DIRECTIONS: Gather all lines containing the string "decyzji" and copy them out.

RECORDED DATA:
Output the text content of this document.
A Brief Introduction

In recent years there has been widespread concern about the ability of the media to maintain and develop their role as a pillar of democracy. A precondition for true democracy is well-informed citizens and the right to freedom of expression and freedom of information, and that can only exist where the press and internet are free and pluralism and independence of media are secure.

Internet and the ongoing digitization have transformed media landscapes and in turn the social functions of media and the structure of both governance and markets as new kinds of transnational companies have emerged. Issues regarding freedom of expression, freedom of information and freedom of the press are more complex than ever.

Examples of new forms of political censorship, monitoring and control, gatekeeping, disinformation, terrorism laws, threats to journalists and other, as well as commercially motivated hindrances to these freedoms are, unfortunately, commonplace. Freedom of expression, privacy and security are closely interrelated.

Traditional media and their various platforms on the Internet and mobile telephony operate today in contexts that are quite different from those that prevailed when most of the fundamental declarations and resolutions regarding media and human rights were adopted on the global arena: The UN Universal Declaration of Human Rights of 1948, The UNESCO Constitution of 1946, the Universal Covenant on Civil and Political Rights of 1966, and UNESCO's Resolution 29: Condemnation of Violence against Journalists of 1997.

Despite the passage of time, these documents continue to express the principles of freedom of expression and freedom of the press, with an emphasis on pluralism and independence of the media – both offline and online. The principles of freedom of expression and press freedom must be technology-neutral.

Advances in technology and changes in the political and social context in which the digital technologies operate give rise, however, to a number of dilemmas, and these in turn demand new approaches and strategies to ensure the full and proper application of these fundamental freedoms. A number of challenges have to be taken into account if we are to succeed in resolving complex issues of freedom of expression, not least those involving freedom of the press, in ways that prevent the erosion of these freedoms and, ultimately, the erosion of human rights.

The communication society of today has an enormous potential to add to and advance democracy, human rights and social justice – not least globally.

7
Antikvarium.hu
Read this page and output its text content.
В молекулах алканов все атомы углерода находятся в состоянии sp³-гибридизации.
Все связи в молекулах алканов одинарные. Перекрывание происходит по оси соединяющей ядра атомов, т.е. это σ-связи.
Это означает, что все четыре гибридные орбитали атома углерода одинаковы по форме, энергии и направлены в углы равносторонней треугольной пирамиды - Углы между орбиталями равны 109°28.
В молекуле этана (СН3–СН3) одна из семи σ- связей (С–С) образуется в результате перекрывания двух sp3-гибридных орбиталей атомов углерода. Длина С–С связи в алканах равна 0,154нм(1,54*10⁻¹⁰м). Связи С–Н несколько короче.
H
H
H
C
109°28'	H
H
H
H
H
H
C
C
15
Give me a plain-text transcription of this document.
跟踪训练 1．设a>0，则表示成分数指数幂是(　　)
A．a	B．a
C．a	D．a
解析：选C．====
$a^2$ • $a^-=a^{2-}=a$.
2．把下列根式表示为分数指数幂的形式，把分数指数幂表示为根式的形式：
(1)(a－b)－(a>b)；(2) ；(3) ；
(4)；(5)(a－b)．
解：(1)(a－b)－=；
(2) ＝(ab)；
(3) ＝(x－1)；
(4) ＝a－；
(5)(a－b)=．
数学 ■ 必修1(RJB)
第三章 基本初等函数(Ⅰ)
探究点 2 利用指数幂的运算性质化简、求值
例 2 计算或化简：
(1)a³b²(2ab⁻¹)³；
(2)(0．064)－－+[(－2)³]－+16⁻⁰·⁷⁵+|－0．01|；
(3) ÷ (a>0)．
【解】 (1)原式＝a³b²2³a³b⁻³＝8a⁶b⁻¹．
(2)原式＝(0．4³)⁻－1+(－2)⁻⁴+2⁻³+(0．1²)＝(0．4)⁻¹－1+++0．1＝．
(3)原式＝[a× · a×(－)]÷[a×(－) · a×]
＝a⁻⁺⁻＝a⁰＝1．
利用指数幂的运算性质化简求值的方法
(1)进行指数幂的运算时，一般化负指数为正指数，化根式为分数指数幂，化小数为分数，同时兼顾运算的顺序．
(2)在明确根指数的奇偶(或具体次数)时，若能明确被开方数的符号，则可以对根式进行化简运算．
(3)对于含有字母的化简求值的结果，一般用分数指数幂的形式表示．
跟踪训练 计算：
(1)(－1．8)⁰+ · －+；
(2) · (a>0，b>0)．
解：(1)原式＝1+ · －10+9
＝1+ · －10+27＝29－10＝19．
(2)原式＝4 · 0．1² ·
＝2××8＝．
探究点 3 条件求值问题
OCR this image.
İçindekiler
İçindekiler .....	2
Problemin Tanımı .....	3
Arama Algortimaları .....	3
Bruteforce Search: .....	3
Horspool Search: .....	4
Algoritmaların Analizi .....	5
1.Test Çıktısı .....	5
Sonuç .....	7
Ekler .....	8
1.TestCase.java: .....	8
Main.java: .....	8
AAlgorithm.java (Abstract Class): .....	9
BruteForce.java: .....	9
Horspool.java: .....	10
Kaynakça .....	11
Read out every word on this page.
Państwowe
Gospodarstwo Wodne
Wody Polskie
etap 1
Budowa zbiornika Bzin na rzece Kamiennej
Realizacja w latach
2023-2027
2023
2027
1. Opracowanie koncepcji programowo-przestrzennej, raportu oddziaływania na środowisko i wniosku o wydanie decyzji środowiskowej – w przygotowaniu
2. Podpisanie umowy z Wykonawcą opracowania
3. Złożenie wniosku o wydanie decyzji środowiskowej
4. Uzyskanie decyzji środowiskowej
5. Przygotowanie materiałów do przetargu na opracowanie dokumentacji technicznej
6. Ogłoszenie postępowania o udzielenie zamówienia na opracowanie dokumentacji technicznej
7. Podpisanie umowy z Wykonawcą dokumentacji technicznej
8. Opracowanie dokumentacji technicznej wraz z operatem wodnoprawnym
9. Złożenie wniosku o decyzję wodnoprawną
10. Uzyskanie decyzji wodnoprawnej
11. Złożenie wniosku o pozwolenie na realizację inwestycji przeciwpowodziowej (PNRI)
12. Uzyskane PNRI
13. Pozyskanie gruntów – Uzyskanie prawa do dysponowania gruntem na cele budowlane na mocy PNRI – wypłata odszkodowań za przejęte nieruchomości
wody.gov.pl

CORRECT OUTPUT:
1. Opracowanie koncepcji programowo-przestrzennej, raportu oddziaływania na środowisko i wniosku o wydanie decyzji środowiskowej – w przygotowaniu
3. Złożenie wniosku o wydanie decyzji środowiskowej
4. Uzyskanie decyzji środowiskowej
10. Uzyskanie decyzji wodnoprawnej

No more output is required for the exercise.